[Collection entries]

⟨

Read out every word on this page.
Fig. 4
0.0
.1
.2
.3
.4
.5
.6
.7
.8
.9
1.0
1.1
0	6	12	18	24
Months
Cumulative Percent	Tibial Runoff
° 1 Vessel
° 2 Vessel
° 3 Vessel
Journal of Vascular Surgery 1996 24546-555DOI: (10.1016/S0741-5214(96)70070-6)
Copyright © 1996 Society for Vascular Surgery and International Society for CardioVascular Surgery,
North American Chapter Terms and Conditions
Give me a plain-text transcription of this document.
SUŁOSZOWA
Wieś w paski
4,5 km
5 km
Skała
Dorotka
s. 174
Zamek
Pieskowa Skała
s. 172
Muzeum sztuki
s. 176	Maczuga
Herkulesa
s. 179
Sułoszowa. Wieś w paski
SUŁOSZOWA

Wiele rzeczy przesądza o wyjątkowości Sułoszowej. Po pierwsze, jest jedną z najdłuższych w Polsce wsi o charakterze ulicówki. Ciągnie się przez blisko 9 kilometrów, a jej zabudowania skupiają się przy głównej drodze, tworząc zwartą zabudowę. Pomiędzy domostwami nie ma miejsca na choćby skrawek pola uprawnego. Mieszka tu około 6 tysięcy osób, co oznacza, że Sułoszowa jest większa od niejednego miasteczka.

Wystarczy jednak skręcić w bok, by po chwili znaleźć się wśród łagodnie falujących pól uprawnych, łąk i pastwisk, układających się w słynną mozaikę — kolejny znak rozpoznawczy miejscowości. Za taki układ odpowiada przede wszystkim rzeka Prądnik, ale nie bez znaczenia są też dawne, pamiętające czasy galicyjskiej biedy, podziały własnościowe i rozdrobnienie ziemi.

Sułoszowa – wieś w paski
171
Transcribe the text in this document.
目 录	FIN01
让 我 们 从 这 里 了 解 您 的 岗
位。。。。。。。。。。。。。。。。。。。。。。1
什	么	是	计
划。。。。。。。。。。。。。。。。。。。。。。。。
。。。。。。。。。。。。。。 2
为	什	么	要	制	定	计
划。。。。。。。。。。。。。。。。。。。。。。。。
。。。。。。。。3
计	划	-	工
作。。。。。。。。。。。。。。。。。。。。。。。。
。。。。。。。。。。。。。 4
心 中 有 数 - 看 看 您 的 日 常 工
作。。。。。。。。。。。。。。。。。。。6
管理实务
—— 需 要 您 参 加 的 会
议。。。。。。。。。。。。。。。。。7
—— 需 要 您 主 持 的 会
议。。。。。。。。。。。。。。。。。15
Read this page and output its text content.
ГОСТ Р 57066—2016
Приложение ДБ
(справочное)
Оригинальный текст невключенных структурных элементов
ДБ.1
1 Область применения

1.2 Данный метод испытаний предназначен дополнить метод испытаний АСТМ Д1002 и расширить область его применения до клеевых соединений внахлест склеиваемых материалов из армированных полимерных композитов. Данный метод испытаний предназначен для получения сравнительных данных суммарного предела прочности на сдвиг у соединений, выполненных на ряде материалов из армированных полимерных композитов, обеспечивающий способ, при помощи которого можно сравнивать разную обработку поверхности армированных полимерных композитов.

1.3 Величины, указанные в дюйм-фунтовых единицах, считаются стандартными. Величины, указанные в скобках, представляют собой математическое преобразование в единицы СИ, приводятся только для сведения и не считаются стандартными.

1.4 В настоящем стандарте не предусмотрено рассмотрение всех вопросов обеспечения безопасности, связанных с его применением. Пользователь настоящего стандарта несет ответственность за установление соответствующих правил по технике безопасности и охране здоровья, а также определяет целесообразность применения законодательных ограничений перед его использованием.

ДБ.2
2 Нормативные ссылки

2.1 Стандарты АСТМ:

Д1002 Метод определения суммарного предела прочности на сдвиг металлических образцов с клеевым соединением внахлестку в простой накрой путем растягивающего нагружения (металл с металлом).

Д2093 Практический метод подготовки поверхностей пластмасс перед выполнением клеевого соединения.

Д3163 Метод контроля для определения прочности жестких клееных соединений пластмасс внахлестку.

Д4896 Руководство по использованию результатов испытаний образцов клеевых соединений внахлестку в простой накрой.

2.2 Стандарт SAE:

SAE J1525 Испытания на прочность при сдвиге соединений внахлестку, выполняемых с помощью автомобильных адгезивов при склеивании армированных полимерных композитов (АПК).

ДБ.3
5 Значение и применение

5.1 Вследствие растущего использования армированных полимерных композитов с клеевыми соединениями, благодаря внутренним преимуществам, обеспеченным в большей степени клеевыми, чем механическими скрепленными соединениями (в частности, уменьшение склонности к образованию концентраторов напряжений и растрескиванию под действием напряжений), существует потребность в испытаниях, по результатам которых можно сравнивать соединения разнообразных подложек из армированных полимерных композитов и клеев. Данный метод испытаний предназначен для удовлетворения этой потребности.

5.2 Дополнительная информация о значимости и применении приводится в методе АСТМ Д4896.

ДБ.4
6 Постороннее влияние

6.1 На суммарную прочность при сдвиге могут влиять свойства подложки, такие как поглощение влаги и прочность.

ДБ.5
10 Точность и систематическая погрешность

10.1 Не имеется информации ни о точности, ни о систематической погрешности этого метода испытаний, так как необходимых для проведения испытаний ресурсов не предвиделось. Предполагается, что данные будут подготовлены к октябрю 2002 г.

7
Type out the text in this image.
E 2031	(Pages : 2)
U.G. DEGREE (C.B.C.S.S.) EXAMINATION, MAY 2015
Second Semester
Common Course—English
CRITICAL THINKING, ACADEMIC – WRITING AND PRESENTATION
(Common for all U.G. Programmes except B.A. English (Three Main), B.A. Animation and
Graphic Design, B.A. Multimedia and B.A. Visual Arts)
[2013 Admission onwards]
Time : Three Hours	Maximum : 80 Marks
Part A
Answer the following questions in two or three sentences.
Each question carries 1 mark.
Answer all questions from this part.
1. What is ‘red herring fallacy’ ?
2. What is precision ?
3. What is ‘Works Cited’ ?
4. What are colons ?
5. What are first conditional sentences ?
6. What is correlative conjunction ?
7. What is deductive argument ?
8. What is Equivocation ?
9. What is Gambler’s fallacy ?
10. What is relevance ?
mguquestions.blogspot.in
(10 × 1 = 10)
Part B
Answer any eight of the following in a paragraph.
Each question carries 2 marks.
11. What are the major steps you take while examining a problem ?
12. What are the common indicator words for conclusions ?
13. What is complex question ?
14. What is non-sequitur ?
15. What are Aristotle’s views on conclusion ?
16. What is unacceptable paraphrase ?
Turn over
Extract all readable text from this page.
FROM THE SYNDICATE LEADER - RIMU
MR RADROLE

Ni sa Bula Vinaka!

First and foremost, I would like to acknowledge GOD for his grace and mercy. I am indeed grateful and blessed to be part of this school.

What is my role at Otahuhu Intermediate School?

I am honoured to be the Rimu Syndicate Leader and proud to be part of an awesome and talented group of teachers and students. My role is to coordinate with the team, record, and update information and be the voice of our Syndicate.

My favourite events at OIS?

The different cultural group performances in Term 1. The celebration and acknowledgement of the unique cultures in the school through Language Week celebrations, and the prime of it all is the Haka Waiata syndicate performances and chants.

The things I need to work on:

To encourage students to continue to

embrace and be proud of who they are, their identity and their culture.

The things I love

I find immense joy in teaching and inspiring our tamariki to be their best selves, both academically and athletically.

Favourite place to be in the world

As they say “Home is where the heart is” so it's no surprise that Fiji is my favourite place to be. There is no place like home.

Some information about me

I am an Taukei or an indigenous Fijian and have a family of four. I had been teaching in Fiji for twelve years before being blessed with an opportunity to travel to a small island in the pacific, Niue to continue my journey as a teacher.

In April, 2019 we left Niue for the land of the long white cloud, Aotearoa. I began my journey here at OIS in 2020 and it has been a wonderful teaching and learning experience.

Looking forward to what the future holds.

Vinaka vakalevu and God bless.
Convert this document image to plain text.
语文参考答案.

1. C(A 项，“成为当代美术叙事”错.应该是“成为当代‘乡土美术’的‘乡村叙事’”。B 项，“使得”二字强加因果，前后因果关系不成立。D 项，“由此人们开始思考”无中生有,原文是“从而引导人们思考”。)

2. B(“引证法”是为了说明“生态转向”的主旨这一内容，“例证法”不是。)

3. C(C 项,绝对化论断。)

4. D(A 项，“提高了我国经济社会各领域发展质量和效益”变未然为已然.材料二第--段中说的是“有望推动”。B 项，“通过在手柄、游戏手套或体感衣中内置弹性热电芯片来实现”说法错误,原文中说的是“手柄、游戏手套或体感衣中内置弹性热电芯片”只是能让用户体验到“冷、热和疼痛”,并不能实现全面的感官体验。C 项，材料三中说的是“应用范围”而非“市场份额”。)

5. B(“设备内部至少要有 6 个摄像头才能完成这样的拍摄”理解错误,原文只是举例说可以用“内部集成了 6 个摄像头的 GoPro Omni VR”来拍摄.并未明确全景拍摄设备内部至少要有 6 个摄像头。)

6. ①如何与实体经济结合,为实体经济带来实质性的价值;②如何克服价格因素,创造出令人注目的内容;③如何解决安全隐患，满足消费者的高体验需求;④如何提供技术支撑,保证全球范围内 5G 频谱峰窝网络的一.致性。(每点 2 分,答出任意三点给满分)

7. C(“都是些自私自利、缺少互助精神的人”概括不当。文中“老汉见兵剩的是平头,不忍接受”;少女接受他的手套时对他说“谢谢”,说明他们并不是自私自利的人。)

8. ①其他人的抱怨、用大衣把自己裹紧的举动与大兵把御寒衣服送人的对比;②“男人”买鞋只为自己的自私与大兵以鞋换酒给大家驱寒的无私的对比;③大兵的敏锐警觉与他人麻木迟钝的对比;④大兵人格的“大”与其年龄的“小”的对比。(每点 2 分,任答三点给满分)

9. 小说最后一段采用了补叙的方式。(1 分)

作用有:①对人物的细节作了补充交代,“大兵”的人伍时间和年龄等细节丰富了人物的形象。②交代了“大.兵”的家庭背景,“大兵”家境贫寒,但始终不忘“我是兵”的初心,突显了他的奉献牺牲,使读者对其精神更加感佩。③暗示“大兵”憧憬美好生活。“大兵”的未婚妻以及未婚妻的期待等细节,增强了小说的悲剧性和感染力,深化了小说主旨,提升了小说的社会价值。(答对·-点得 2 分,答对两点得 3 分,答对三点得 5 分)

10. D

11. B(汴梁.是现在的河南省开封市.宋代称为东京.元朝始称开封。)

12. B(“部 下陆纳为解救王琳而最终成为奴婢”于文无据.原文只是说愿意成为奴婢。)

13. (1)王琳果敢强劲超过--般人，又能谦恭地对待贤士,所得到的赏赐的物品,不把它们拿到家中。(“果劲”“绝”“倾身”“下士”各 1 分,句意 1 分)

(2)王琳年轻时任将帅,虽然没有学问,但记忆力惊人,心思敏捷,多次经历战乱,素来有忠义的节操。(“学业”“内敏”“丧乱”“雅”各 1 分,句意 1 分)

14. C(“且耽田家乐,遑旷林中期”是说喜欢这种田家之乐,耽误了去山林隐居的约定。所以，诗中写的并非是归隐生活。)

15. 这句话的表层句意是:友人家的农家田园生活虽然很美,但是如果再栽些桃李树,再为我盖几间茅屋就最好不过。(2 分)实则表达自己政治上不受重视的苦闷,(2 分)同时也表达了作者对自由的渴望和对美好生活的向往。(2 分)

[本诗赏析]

⟩

Do this:
Select, from the listing, all lines that include the word "their".

Task response:
embrace and be proud of who they are, their identity and their culture.
I find immense joy in teaching and inspiring our tamariki to be their best selves, both academically and athletically.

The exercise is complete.